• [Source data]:
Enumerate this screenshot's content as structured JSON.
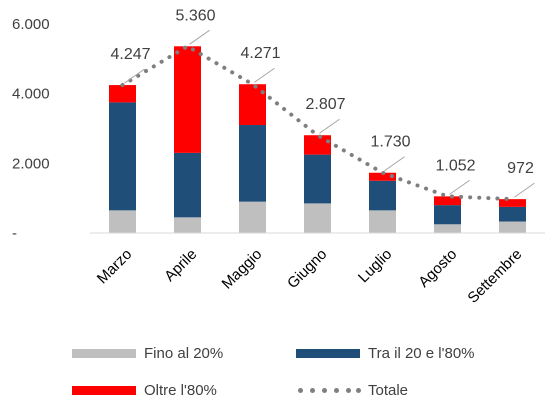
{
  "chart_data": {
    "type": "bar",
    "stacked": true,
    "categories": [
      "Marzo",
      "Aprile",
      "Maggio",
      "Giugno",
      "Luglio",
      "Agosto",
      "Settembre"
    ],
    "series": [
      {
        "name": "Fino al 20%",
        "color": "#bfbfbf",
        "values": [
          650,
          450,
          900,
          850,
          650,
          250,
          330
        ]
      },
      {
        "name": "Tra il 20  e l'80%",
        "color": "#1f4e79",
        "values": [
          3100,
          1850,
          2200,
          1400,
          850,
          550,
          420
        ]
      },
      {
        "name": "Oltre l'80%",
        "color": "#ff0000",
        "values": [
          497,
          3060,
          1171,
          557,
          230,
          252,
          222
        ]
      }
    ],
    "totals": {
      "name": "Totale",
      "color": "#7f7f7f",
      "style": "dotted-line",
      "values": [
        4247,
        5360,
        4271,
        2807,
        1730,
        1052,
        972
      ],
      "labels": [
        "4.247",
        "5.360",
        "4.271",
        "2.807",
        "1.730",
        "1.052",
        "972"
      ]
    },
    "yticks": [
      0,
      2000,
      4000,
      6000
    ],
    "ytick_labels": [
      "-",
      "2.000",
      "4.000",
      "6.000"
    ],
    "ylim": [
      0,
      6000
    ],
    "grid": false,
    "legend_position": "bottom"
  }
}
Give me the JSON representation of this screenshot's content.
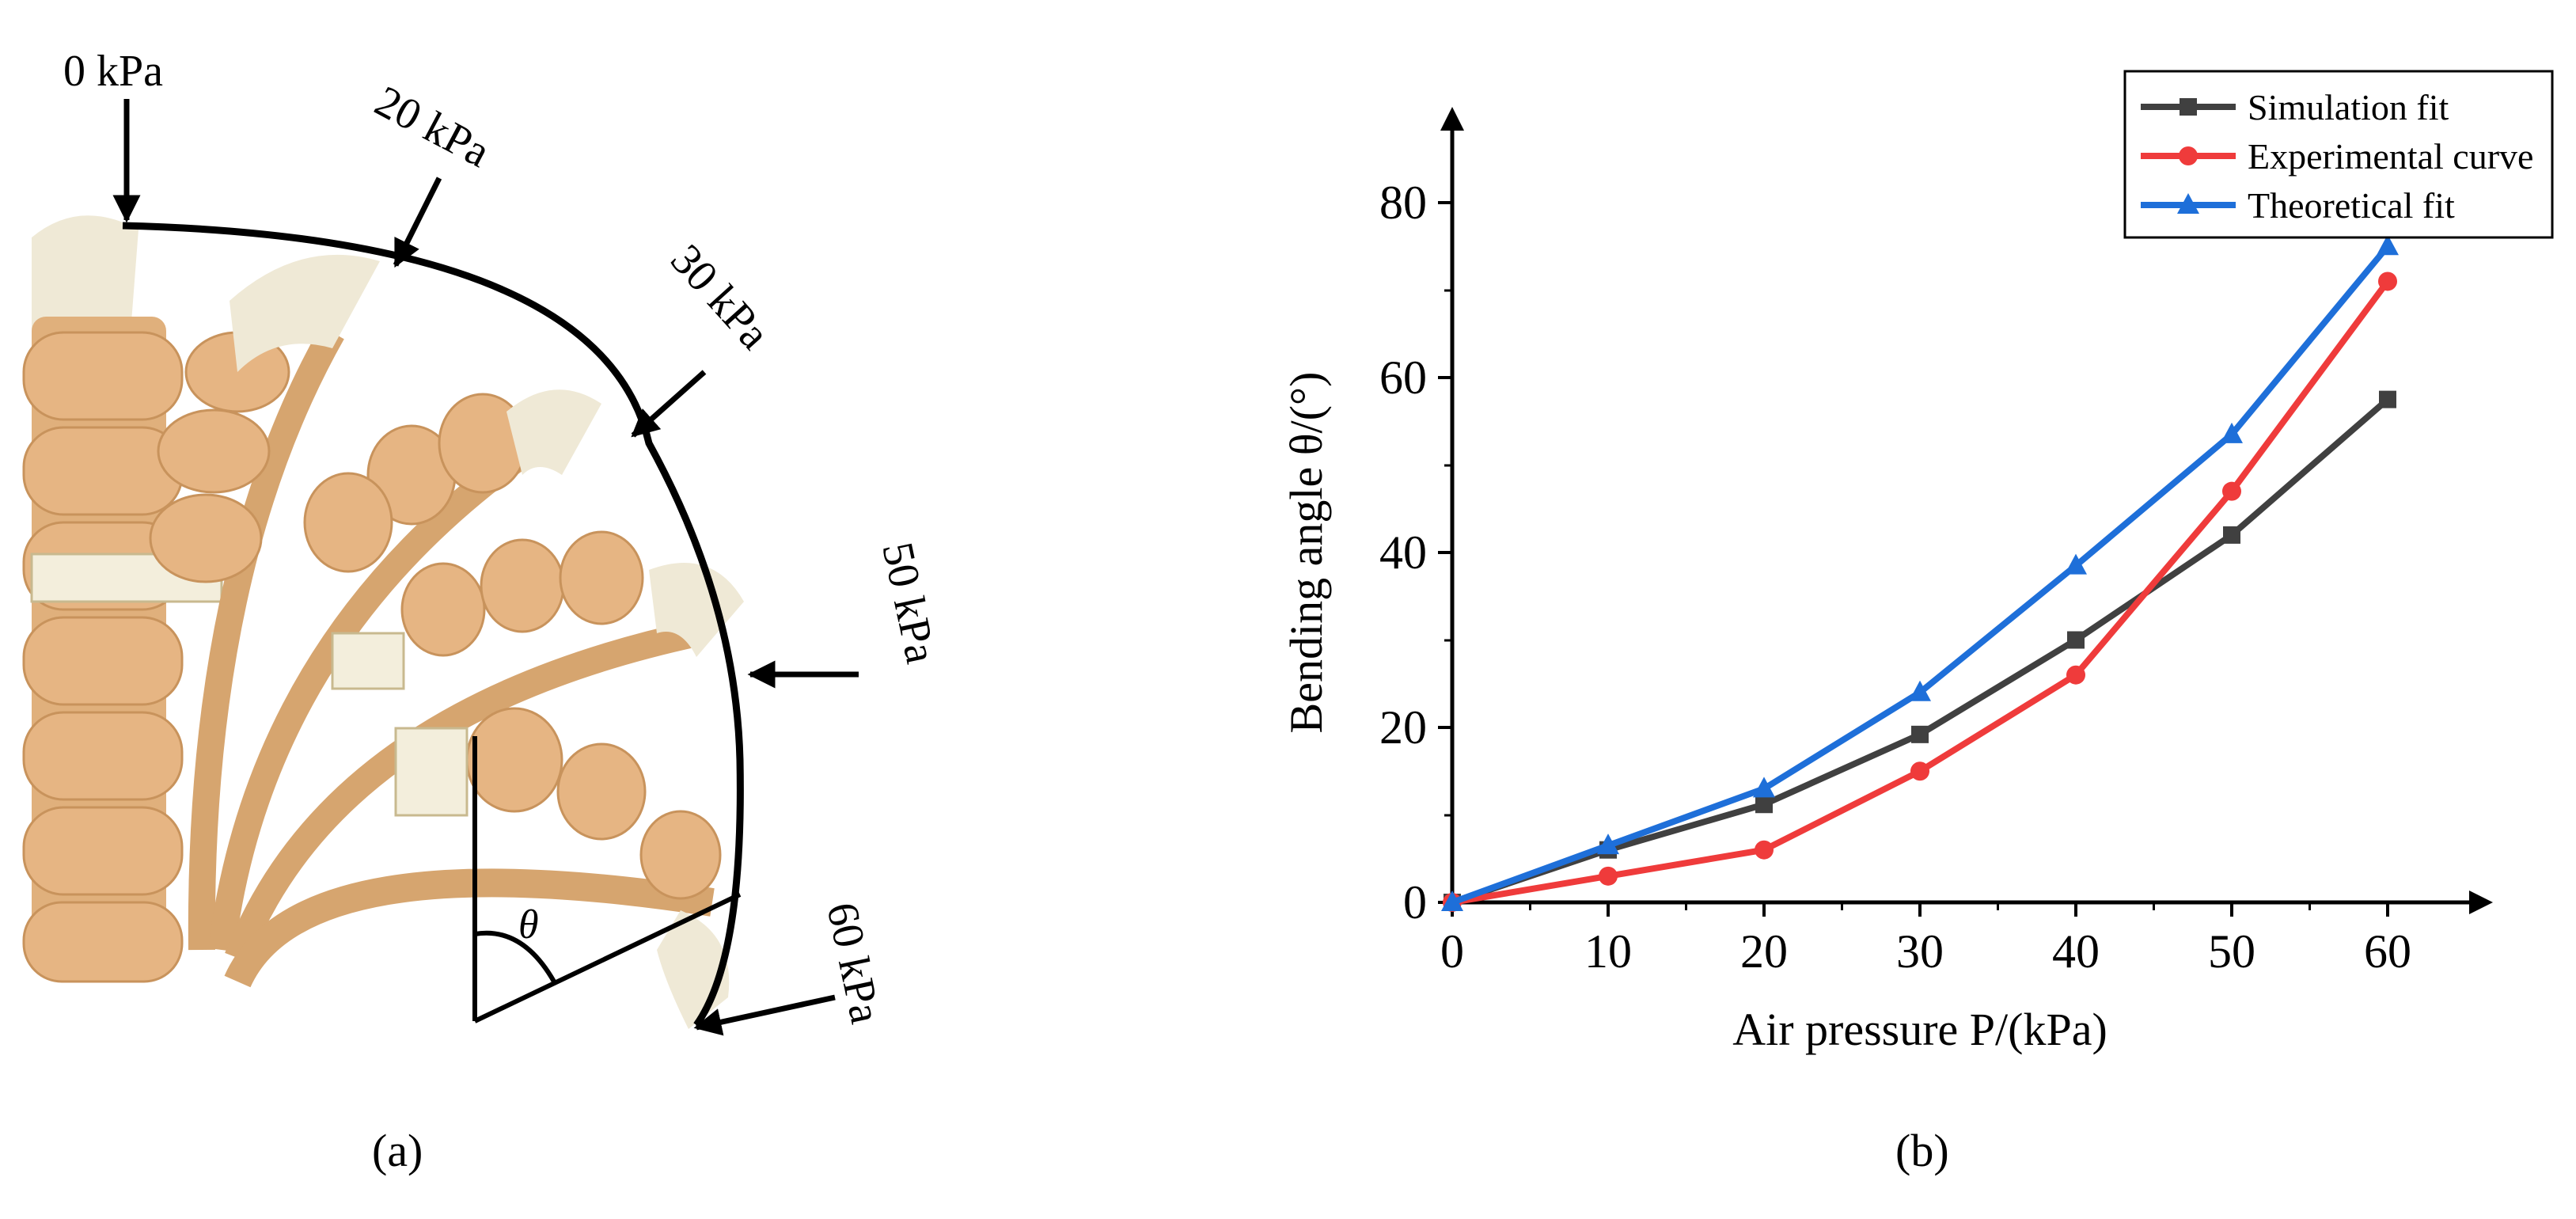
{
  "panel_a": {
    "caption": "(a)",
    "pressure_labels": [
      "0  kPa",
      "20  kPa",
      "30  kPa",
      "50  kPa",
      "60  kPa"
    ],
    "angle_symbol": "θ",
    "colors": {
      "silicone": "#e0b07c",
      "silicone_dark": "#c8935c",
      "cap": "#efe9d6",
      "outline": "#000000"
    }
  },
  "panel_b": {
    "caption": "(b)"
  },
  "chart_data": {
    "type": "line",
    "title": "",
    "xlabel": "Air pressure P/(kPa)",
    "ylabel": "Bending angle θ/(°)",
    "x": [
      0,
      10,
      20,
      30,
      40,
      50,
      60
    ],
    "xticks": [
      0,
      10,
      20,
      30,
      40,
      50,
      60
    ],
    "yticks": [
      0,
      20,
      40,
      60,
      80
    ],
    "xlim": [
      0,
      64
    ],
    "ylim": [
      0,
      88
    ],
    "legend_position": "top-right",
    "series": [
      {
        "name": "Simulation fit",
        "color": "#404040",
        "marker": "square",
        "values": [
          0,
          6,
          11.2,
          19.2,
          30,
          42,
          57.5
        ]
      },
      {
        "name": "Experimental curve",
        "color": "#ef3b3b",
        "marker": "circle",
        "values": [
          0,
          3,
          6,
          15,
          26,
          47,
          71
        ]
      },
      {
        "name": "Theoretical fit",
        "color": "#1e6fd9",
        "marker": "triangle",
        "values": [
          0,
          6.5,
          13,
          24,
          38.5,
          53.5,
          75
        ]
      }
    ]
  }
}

• [Goal]: Drop the pictures and reproduce the rest of the entries above exactly.

• [Result]:
Enumerate this screenshot's content as structured JSON.
{
  "chart_data": {
    "type": "bar",
    "stacked": true,
    "categories": [
      "Marzo",
      "Aprile",
      "Maggio",
      "Giugno",
      "Luglio",
      "Agosto",
      "Settembre"
    ],
    "series": [
      {
        "name": "Fino al 20%",
        "color": "#bfbfbf",
        "values": [
          650,
          450,
          900,
          850,
          650,
          250,
          330
        ]
      },
      {
        "name": "Tra il 20  e l'80%",
        "color": "#1f4e79",
        "values": [
          3100,
          1850,
          2200,
          1400,
          850,
          550,
          420
        ]
      },
      {
        "name": "Oltre l'80%",
        "color": "#ff0000",
        "values": [
          497,
          3060,
          1171,
          557,
          230,
          252,
          222
        ]
      }
    ],
    "totals": {
      "name": "Totale",
      "color": "#7f7f7f",
      "style": "dotted-line",
      "values": [
        4247,
        5360,
        4271,
        2807,
        1730,
        1052,
        972
      ],
      "labels": [
        "4.247",
        "5.360",
        "4.271",
        "2.807",
        "1.730",
        "1.052",
        "972"
      ]
    },
    "yticks": [
      0,
      2000,
      4000,
      6000
    ],
    "ytick_labels": [
      "-",
      "2.000",
      "4.000",
      "6.000"
    ],
    "ylim": [
      0,
      6000
    ],
    "grid": false,
    "legend_position": "bottom"
  }
}
Give me the JSON representation of this screenshot's content.
{
  "panel_a": {
    "caption": "(a)",
    "pressure_labels": [
      "0  kPa",
      "20  kPa",
      "30  kPa",
      "50  kPa",
      "60  kPa"
    ],
    "angle_symbol": "θ",
    "colors": {
      "silicone": "#e0b07c",
      "silicone_dark": "#c8935c",
      "cap": "#efe9d6",
      "outline": "#000000"
    }
  },
  "panel_b": {
    "caption": "(b)"
  },
  "chart_data": {
    "type": "line",
    "title": "",
    "xlabel": "Air pressure P/(kPa)",
    "ylabel": "Bending angle θ/(°)",
    "x": [
      0,
      10,
      20,
      30,
      40,
      50,
      60
    ],
    "xticks": [
      0,
      10,
      20,
      30,
      40,
      50,
      60
    ],
    "yticks": [
      0,
      20,
      40,
      60,
      80
    ],
    "xlim": [
      0,
      64
    ],
    "ylim": [
      0,
      88
    ],
    "legend_position": "top-right",
    "series": [
      {
        "name": "Simulation fit",
        "color": "#404040",
        "marker": "square",
        "values": [
          0,
          6,
          11.2,
          19.2,
          30,
          42,
          57.5
        ]
      },
      {
        "name": "Experimental curve",
        "color": "#ef3b3b",
        "marker": "circle",
        "values": [
          0,
          3,
          6,
          15,
          26,
          47,
          71
        ]
      },
      {
        "name": "Theoretical fit",
        "color": "#1e6fd9",
        "marker": "triangle",
        "values": [
          0,
          6.5,
          13,
          24,
          38.5,
          53.5,
          75
        ]
      }
    ]
  }
}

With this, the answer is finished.